### Work instructions:
Write out the material again word for word, dropping any images it holds.

### Stored items:

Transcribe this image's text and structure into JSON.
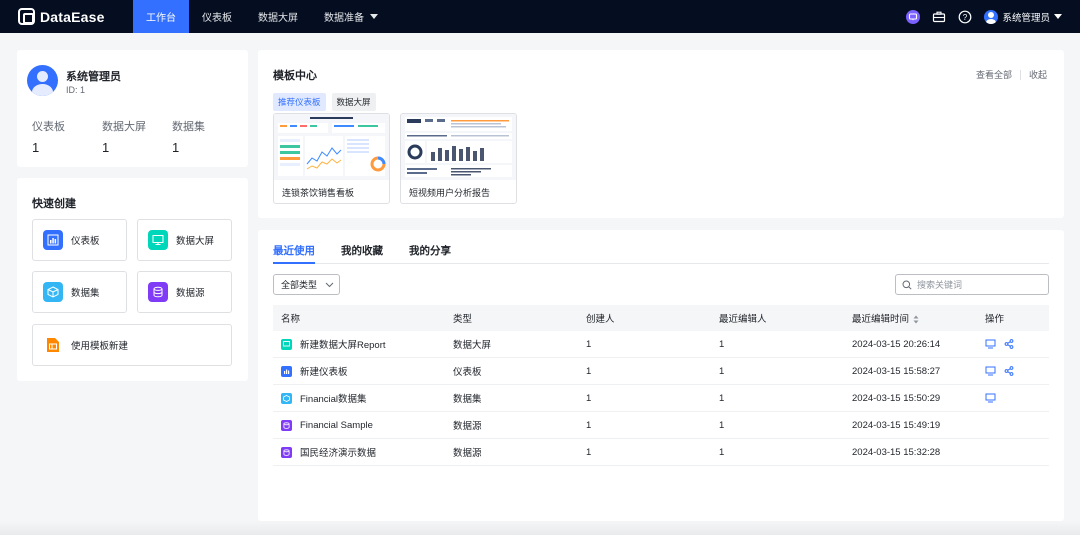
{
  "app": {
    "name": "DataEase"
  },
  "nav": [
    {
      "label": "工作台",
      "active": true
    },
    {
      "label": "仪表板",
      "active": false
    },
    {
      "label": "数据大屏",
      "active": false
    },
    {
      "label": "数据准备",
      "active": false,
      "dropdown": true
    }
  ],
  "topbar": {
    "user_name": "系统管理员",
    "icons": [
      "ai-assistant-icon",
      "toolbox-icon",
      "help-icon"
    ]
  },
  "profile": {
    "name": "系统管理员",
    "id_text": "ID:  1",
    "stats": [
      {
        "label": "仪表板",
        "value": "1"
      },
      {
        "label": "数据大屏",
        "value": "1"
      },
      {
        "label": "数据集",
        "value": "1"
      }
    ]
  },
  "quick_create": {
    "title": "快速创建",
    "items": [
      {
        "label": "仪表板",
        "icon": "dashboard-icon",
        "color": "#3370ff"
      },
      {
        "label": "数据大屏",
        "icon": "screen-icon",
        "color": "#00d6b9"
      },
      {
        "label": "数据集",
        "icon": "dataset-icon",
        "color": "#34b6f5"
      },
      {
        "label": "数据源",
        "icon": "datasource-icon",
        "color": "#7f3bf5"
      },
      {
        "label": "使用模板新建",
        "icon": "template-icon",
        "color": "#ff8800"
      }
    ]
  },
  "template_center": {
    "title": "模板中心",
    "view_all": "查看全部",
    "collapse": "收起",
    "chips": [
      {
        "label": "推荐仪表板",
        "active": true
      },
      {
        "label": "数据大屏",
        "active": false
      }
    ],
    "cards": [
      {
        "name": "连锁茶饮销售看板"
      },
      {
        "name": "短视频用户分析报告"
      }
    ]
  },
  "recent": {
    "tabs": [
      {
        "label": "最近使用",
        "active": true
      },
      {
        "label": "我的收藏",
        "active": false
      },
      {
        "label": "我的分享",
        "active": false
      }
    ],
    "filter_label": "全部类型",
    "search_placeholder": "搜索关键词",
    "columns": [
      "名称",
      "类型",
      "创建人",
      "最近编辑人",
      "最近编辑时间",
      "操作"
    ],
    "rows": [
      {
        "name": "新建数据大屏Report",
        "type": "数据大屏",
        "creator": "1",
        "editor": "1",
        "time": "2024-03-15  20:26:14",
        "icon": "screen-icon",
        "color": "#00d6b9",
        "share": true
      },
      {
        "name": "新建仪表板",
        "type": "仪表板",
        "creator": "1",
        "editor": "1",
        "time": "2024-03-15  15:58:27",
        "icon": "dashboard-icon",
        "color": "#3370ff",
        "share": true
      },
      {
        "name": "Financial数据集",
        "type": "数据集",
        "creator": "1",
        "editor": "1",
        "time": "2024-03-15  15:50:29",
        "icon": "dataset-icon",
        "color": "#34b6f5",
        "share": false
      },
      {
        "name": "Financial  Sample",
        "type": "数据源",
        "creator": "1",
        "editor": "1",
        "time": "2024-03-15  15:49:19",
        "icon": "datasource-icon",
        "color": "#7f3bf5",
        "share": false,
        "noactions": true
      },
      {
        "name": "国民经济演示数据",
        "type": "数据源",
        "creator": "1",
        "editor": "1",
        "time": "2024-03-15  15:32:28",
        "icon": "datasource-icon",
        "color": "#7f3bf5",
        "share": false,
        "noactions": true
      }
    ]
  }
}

### Finished answer:
Transcribe this image's text and structure into JSON.
{
  "app": {
    "name": "DataEase"
  },
  "nav": [
    {
      "label": "工作台",
      "active": true
    },
    {
      "label": "仪表板",
      "active": false
    },
    {
      "label": "数据大屏",
      "active": false
    },
    {
      "label": "数据准备",
      "active": false,
      "dropdown": true
    }
  ],
  "topbar": {
    "user_name": "系统管理员",
    "icons": [
      "ai-assistant-icon",
      "toolbox-icon",
      "help-icon"
    ]
  },
  "profile": {
    "name": "系统管理员",
    "id_text": "ID:  1",
    "stats": [
      {
        "label": "仪表板",
        "value": "1"
      },
      {
        "label": "数据大屏",
        "value": "1"
      },
      {
        "label": "数据集",
        "value": "1"
      }
    ]
  },
  "quick_create": {
    "title": "快速创建",
    "items": [
      {
        "label": "仪表板",
        "icon": "dashboard-icon",
        "color": "#3370ff"
      },
      {
        "label": "数据大屏",
        "icon": "screen-icon",
        "color": "#00d6b9"
      },
      {
        "label": "数据集",
        "icon": "dataset-icon",
        "color": "#34b6f5"
      },
      {
        "label": "数据源",
        "icon": "datasource-icon",
        "color": "#7f3bf5"
      },
      {
        "label": "使用模板新建",
        "icon": "template-icon",
        "color": "#ff8800"
      }
    ]
  },
  "template_center": {
    "title": "模板中心",
    "view_all": "查看全部",
    "collapse": "收起",
    "chips": [
      {
        "label": "推荐仪表板",
        "active": true
      },
      {
        "label": "数据大屏",
        "active": false
      }
    ],
    "cards": [
      {
        "name": "连锁茶饮销售看板"
      },
      {
        "name": "短视频用户分析报告"
      }
    ]
  },
  "recent": {
    "tabs": [
      {
        "label": "最近使用",
        "active": true
      },
      {
        "label": "我的收藏",
        "active": false
      },
      {
        "label": "我的分享",
        "active": false
      }
    ],
    "filter_label": "全部类型",
    "search_placeholder": "搜索关键词",
    "columns": [
      "名称",
      "类型",
      "创建人",
      "最近编辑人",
      "最近编辑时间",
      "操作"
    ],
    "rows": [
      {
        "name": "新建数据大屏Report",
        "type": "数据大屏",
        "creator": "1",
        "editor": "1",
        "time": "2024-03-15  20:26:14",
        "icon": "screen-icon",
        "color": "#00d6b9",
        "share": true
      },
      {
        "name": "新建仪表板",
        "type": "仪表板",
        "creator": "1",
        "editor": "1",
        "time": "2024-03-15  15:58:27",
        "icon": "dashboard-icon",
        "color": "#3370ff",
        "share": true
      },
      {
        "name": "Financial数据集",
        "type": "数据集",
        "creator": "1",
        "editor": "1",
        "time": "2024-03-15  15:50:29",
        "icon": "dataset-icon",
        "color": "#34b6f5",
        "share": false
      },
      {
        "name": "Financial  Sample",
        "type": "数据源",
        "creator": "1",
        "editor": "1",
        "time": "2024-03-15  15:49:19",
        "icon": "datasource-icon",
        "color": "#7f3bf5",
        "share": false,
        "noactions": true
      },
      {
        "name": "国民经济演示数据",
        "type": "数据源",
        "creator": "1",
        "editor": "1",
        "time": "2024-03-15  15:32:28",
        "icon": "datasource-icon",
        "color": "#7f3bf5",
        "share": false,
        "noactions": true
      }
    ]
  }
}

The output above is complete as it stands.